Box annotation data
----
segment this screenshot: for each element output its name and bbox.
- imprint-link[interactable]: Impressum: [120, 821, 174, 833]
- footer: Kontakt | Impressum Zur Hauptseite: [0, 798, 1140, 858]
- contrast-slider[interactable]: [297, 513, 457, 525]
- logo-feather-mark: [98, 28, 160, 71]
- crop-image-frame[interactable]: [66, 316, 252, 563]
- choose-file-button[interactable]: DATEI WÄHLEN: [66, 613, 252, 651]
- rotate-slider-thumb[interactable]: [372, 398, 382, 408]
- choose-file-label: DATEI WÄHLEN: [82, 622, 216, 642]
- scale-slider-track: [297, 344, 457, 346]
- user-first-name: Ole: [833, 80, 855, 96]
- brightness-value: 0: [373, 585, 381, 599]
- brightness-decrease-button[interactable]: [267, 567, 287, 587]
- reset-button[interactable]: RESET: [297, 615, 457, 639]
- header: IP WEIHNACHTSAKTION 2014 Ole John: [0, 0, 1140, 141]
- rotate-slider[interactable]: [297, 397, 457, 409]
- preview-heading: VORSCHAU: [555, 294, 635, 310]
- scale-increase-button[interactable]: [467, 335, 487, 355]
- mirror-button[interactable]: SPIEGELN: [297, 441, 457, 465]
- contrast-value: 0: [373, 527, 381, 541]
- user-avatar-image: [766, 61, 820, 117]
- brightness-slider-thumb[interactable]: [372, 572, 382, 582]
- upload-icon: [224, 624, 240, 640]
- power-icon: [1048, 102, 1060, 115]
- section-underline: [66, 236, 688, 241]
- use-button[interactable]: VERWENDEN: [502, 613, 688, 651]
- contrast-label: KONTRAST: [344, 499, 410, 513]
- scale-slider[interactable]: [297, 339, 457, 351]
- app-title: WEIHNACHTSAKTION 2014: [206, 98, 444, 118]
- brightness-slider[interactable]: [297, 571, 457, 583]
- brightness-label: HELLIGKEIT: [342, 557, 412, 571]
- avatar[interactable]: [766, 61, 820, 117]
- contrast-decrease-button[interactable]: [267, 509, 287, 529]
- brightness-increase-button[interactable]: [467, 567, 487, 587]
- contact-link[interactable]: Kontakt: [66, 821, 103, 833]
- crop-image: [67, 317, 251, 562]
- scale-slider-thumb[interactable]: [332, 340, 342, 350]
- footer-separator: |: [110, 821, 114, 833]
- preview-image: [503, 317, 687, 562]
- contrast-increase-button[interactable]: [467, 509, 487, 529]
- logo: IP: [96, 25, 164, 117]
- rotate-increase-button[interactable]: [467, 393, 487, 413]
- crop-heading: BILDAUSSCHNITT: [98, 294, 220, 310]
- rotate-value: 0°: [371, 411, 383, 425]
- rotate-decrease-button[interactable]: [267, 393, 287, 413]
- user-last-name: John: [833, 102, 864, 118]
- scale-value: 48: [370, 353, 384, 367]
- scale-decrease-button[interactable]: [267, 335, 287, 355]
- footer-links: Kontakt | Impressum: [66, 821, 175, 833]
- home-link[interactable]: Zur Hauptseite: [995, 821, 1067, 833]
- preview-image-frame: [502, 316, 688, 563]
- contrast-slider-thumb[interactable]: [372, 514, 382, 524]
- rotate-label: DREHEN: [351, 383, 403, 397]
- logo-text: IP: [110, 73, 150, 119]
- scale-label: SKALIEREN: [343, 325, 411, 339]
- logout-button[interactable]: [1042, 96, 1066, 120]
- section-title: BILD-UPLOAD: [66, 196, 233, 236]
----
YOUR INSTRUCTIONS: Reproduce every line of the items above verbatim, from the first line to the last.

OUTPUT OF THE TASK:
segment this screenshot: for each element output its name and bbox.
- imprint-link[interactable]: Impressum: [120, 821, 174, 833]
- footer: Kontakt | Impressum Zur Hauptseite: [0, 798, 1140, 858]
- contrast-slider[interactable]: [297, 513, 457, 525]
- logo-feather-mark: [98, 28, 160, 71]
- crop-image-frame[interactable]: [66, 316, 252, 563]
- choose-file-button[interactable]: DATEI WÄHLEN: [66, 613, 252, 651]
- rotate-slider-thumb[interactable]: [372, 398, 382, 408]
- choose-file-label: DATEI WÄHLEN: [82, 622, 216, 642]
- scale-slider-track: [297, 344, 457, 346]
- user-first-name: Ole: [833, 80, 855, 96]
- brightness-value: 0: [373, 585, 381, 599]
- brightness-decrease-button[interactable]: [267, 567, 287, 587]
- reset-button[interactable]: RESET: [297, 615, 457, 639]
- header: IP WEIHNACHTSAKTION 2014 Ole John: [0, 0, 1140, 141]
- rotate-slider[interactable]: [297, 397, 457, 409]
- preview-heading: VORSCHAU: [555, 294, 635, 310]
- scale-increase-button[interactable]: [467, 335, 487, 355]
- mirror-button[interactable]: SPIEGELN: [297, 441, 457, 465]
- contrast-value: 0: [373, 527, 381, 541]
- user-avatar-image: [766, 61, 820, 117]
- brightness-slider-thumb[interactable]: [372, 572, 382, 582]
- upload-icon: [224, 624, 240, 640]
- power-icon: [1048, 102, 1060, 115]
- section-underline: [66, 236, 688, 241]
- use-button[interactable]: VERWENDEN: [502, 613, 688, 651]
- contrast-label: KONTRAST: [344, 499, 410, 513]
- scale-slider[interactable]: [297, 339, 457, 351]
- app-title: WEIHNACHTSAKTION 2014: [206, 98, 444, 118]
- brightness-slider[interactable]: [297, 571, 457, 583]
- brightness-label: HELLIGKEIT: [342, 557, 412, 571]
- avatar[interactable]: [766, 61, 820, 117]
- contrast-decrease-button[interactable]: [267, 509, 287, 529]
- brightness-increase-button[interactable]: [467, 567, 487, 587]
- contact-link[interactable]: Kontakt: [66, 821, 103, 833]
- crop-image: [67, 317, 251, 562]
- scale-slider-thumb[interactable]: [332, 340, 342, 350]
- footer-separator: |: [110, 821, 114, 833]
- preview-image: [503, 317, 687, 562]
- contrast-increase-button[interactable]: [467, 509, 487, 529]
- logo: IP: [96, 25, 164, 117]
- rotate-increase-button[interactable]: [467, 393, 487, 413]
- crop-heading: BILDAUSSCHNITT: [98, 294, 220, 310]
- rotate-value: 0°: [371, 411, 383, 425]
- rotate-decrease-button[interactable]: [267, 393, 287, 413]
- user-last-name: John: [833, 102, 864, 118]
- scale-value: 48: [370, 353, 384, 367]
- scale-decrease-button[interactable]: [267, 335, 287, 355]
- footer-links: Kontakt | Impressum: [66, 821, 175, 833]
- home-link[interactable]: Zur Hauptseite: [995, 821, 1067, 833]
- preview-image-frame: [502, 316, 688, 563]
- contrast-slider-thumb[interactable]: [372, 514, 382, 524]
- rotate-label: DREHEN: [351, 383, 403, 397]
- logo-text: IP: [110, 73, 150, 119]
- scale-label: SKALIEREN: [343, 325, 411, 339]
- logout-button[interactable]: [1042, 96, 1066, 120]
- section-title: BILD-UPLOAD: [66, 196, 233, 236]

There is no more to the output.